(Entries from a dataset)

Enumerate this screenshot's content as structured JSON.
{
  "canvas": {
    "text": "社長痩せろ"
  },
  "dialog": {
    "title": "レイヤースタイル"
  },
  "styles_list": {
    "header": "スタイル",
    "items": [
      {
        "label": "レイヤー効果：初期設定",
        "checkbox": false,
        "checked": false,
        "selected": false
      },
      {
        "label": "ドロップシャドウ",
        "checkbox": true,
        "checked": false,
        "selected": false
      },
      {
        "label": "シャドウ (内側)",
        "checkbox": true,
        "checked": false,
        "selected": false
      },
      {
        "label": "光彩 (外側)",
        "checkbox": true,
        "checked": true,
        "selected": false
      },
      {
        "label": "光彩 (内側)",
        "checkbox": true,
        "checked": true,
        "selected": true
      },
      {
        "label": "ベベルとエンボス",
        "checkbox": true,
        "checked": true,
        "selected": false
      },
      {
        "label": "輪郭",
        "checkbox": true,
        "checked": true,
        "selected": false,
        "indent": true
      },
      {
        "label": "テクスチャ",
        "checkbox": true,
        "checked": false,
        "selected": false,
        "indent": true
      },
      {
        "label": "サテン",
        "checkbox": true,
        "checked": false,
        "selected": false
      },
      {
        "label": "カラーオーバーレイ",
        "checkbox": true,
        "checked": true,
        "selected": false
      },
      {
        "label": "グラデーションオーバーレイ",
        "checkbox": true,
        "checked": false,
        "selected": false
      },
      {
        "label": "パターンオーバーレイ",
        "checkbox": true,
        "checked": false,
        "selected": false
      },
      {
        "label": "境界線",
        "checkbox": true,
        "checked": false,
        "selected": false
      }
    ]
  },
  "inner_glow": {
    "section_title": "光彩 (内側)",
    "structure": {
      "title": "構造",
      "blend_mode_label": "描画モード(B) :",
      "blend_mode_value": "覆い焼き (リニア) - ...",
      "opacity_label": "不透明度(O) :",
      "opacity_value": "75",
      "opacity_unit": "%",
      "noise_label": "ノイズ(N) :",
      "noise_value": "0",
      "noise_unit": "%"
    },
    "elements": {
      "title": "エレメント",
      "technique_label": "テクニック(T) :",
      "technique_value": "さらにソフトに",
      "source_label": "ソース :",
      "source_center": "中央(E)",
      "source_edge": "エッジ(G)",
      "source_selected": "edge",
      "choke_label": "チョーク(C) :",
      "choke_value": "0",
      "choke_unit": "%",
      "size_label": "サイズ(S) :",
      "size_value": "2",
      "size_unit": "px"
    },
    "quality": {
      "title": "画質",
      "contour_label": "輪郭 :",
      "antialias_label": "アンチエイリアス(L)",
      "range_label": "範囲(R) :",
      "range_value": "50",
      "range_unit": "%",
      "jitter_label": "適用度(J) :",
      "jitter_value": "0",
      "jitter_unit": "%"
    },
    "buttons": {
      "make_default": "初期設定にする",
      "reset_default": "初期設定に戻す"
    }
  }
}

**Goal**
Retype the entries one by one, exactly.

**Full response**
Enumerate this screenshot's content as structured JSON.
{
  "canvas": {
    "text": "社長痩せろ"
  },
  "dialog": {
    "title": "レイヤースタイル"
  },
  "styles_list": {
    "header": "スタイル",
    "items": [
      {
        "label": "レイヤー効果：初期設定",
        "checkbox": false,
        "checked": false,
        "selected": false
      },
      {
        "label": "ドロップシャドウ",
        "checkbox": true,
        "checked": false,
        "selected": false
      },
      {
        "label": "シャドウ (内側)",
        "checkbox": true,
        "checked": false,
        "selected": false
      },
      {
        "label": "光彩 (外側)",
        "checkbox": true,
        "checked": true,
        "selected": false
      },
      {
        "label": "光彩 (内側)",
        "checkbox": true,
        "checked": true,
        "selected": true
      },
      {
        "label": "ベベルとエンボス",
        "checkbox": true,
        "checked": true,
        "selected": false
      },
      {
        "label": "輪郭",
        "checkbox": true,
        "checked": true,
        "selected": false,
        "indent": true
      },
      {
        "label": "テクスチャ",
        "checkbox": true,
        "checked": false,
        "selected": false,
        "indent": true
      },
      {
        "label": "サテン",
        "checkbox": true,
        "checked": false,
        "selected": false
      },
      {
        "label": "カラーオーバーレイ",
        "checkbox": true,
        "checked": true,
        "selected": false
      },
      {
        "label": "グラデーションオーバーレイ",
        "checkbox": true,
        "checked": false,
        "selected": false
      },
      {
        "label": "パターンオーバーレイ",
        "checkbox": true,
        "checked": false,
        "selected": false
      },
      {
        "label": "境界線",
        "checkbox": true,
        "checked": false,
        "selected": false
      }
    ]
  },
  "inner_glow": {
    "section_title": "光彩 (内側)",
    "structure": {
      "title": "構造",
      "blend_mode_label": "描画モード(B) :",
      "blend_mode_value": "覆い焼き (リニア) - ...",
      "opacity_label": "不透明度(O) :",
      "opacity_value": "75",
      "opacity_unit": "%",
      "noise_label": "ノイズ(N) :",
      "noise_value": "0",
      "noise_unit": "%"
    },
    "elements": {
      "title": "エレメント",
      "technique_label": "テクニック(T) :",
      "technique_value": "さらにソフトに",
      "source_label": "ソース :",
      "source_center": "中央(E)",
      "source_edge": "エッジ(G)",
      "source_selected": "edge",
      "choke_label": "チョーク(C) :",
      "choke_value": "0",
      "choke_unit": "%",
      "size_label": "サイズ(S) :",
      "size_value": "2",
      "size_unit": "px"
    },
    "quality": {
      "title": "画質",
      "contour_label": "輪郭 :",
      "antialias_label": "アンチエイリアス(L)",
      "range_label": "範囲(R) :",
      "range_value": "50",
      "range_unit": "%",
      "jitter_label": "適用度(J) :",
      "jitter_value": "0",
      "jitter_unit": "%"
    },
    "buttons": {
      "make_default": "初期設定にする",
      "reset_default": "初期設定に戻す"
    }
  }
}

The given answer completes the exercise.